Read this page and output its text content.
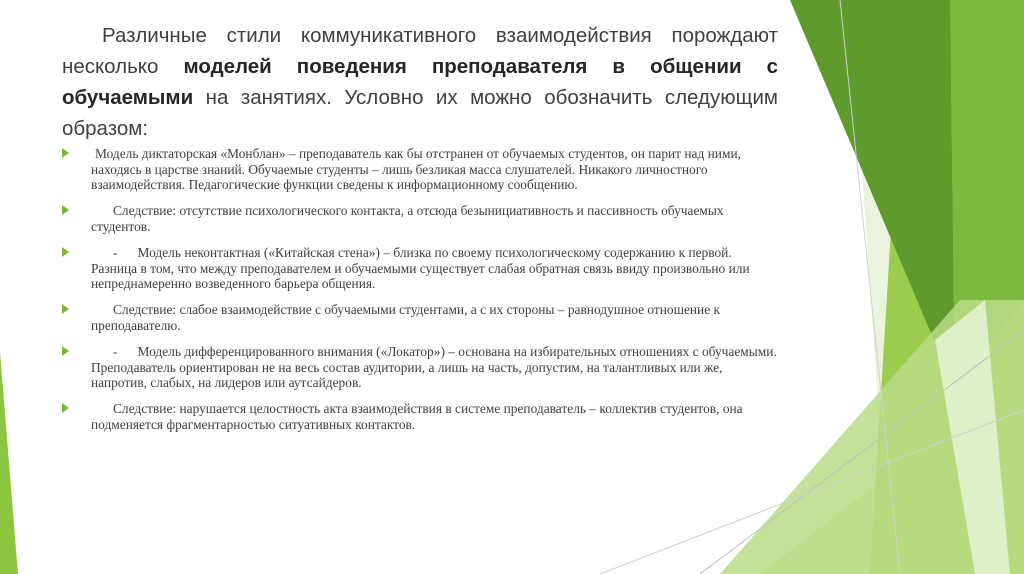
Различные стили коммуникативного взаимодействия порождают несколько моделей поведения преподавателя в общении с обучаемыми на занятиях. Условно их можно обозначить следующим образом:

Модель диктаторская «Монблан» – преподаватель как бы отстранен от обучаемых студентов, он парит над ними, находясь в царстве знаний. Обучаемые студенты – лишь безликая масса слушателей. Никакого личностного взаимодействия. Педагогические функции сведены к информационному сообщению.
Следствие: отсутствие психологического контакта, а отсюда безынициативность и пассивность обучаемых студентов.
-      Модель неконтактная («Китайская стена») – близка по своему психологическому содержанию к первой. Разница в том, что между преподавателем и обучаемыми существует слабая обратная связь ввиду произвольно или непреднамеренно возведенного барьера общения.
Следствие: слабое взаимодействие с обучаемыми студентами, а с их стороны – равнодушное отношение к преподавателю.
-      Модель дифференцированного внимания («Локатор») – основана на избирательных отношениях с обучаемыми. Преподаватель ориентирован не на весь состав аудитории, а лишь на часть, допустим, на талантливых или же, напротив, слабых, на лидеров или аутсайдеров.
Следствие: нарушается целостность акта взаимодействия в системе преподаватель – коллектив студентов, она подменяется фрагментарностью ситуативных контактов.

==

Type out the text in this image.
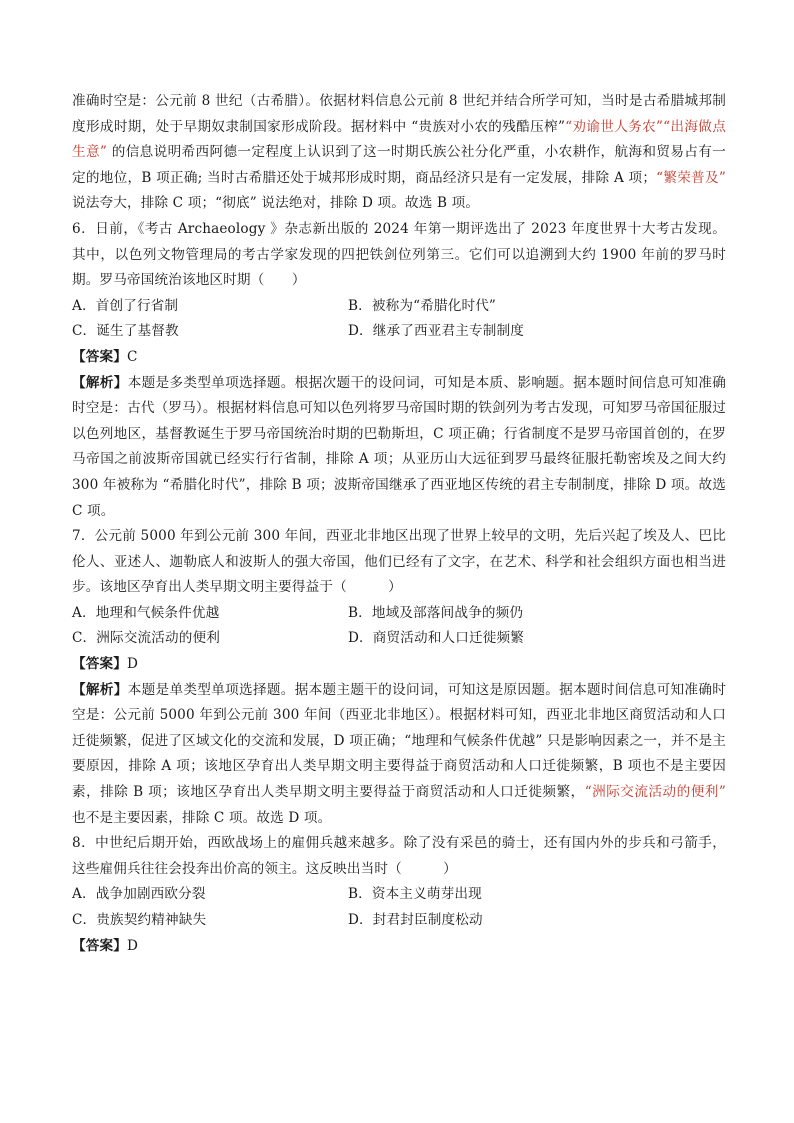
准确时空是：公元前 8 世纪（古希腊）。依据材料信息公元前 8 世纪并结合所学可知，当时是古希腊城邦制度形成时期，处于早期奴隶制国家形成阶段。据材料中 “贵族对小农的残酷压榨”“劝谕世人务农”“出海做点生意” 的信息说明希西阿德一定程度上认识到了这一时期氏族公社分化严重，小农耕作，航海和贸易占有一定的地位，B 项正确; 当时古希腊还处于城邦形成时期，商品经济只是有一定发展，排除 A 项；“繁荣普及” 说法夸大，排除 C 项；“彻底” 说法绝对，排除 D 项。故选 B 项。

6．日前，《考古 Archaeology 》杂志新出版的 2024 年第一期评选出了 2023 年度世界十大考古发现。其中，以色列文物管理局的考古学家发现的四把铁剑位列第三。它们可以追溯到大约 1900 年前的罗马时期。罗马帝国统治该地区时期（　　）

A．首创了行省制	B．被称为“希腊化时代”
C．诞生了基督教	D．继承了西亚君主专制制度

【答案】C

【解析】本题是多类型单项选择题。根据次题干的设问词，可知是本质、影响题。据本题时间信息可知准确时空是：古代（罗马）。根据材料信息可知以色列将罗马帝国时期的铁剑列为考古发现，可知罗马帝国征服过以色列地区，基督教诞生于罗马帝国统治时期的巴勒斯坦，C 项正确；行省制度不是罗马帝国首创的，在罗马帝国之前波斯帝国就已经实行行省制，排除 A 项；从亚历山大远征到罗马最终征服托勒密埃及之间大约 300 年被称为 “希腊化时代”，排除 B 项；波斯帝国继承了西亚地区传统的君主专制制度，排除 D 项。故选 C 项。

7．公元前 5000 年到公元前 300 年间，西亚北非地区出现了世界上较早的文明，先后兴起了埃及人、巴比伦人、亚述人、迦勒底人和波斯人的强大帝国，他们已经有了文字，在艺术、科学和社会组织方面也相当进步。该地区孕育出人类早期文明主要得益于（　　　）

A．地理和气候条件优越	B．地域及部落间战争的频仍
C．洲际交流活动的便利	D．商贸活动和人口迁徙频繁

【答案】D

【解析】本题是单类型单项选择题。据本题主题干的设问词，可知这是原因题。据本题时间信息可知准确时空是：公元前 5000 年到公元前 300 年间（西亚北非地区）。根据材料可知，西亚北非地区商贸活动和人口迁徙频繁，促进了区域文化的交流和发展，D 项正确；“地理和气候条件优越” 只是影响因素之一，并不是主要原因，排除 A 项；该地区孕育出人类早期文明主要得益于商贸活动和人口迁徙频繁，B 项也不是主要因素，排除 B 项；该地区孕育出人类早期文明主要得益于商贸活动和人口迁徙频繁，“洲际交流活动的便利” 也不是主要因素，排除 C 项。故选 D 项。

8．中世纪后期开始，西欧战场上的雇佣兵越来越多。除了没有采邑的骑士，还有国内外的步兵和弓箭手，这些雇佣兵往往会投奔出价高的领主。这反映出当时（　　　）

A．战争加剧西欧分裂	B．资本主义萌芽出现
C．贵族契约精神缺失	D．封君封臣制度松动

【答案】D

Your goal.
Copy each line of the listing that contains the string "地理和气候条件优越".

Complete response.
A．地理和气候条件优越	B．地域及部落间战争的频仍
【解析】本题是单类型单项选择题。据本题主题干的设问词，可知这是原因题。据本题时间信息可知准确时空是：公元前 5000 年到公元前 300 年间（西亚北非地区）。根据材料可知，西亚北非地区商贸活动和人口迁徙频繁，促进了区域文化的交流和发展，D 项正确；“地理和气候条件优越” 只是影响因素之一，并不是主要原因，排除 A 项；该地区孕育出人类早期文明主要得益于商贸活动和人口迁徙频繁，B 项也不是主要因素，排除 B 项；该地区孕育出人类早期文明主要得益于商贸活动和人口迁徙频繁，“洲际交流活动的便利” 也不是主要因素，排除 C 项。故选 D 项。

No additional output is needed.